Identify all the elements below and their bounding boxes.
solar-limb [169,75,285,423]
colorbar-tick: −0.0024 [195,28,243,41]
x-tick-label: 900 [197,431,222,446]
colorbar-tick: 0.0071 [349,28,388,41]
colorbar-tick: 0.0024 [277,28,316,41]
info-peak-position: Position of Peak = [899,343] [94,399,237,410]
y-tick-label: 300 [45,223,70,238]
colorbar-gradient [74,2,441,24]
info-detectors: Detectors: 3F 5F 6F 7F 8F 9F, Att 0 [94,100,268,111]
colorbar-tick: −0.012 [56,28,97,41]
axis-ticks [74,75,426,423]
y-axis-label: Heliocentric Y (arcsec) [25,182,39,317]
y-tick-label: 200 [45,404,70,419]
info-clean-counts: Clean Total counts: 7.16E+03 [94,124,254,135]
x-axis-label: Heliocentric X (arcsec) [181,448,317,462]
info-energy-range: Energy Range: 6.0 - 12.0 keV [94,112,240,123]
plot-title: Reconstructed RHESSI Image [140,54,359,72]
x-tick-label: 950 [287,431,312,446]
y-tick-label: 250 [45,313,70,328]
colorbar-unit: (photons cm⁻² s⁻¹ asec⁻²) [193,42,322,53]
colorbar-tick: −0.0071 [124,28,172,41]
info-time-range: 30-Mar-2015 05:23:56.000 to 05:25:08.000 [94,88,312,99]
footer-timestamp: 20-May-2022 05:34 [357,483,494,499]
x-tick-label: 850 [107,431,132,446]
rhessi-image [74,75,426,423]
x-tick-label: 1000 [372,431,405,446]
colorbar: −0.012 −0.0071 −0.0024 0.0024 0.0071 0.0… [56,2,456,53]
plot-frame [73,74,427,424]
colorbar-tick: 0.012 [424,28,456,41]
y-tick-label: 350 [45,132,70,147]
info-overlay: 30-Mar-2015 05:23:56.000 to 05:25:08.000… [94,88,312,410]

## PROBLEM TO WORK ON
Write out all of the lines above without changing a single character.

## WRITTEN RESPONSE
Identify all the elements below and their bounding boxes.
solar-limb [169,75,285,423]
colorbar-tick: −0.0024 [195,28,243,41]
x-tick-label: 900 [197,431,222,446]
colorbar-tick: 0.0071 [349,28,388,41]
colorbar-tick: 0.0024 [277,28,316,41]
info-peak-position: Position of Peak = [899,343] [94,399,237,410]
y-tick-label: 300 [45,223,70,238]
colorbar-gradient [74,2,441,24]
info-detectors: Detectors: 3F 5F 6F 7F 8F 9F, Att 0 [94,100,268,111]
colorbar-tick: −0.012 [56,28,97,41]
axis-ticks [74,75,426,423]
y-axis-label: Heliocentric Y (arcsec) [25,182,39,317]
y-tick-label: 200 [45,404,70,419]
info-clean-counts: Clean Total counts: 7.16E+03 [94,124,254,135]
x-axis-label: Heliocentric X (arcsec) [181,448,317,462]
info-energy-range: Energy Range: 6.0 - 12.0 keV [94,112,240,123]
plot-title: Reconstructed RHESSI Image [140,54,359,72]
x-tick-label: 950 [287,431,312,446]
y-tick-label: 250 [45,313,70,328]
colorbar-unit: (photons cm⁻² s⁻¹ asec⁻²) [193,42,322,53]
colorbar-tick: −0.0071 [124,28,172,41]
info-time-range: 30-Mar-2015 05:23:56.000 to 05:25:08.000 [94,88,312,99]
footer-timestamp: 20-May-2022 05:34 [357,483,494,499]
x-tick-label: 850 [107,431,132,446]
rhessi-image [74,75,426,423]
x-tick-label: 1000 [372,431,405,446]
colorbar: −0.012 −0.0071 −0.0024 0.0024 0.0071 0.0… [56,2,456,53]
plot-frame [73,74,427,424]
colorbar-tick: 0.012 [424,28,456,41]
y-tick-label: 350 [45,132,70,147]
info-overlay: 30-Mar-2015 05:23:56.000 to 05:25:08.000… [94,88,312,410]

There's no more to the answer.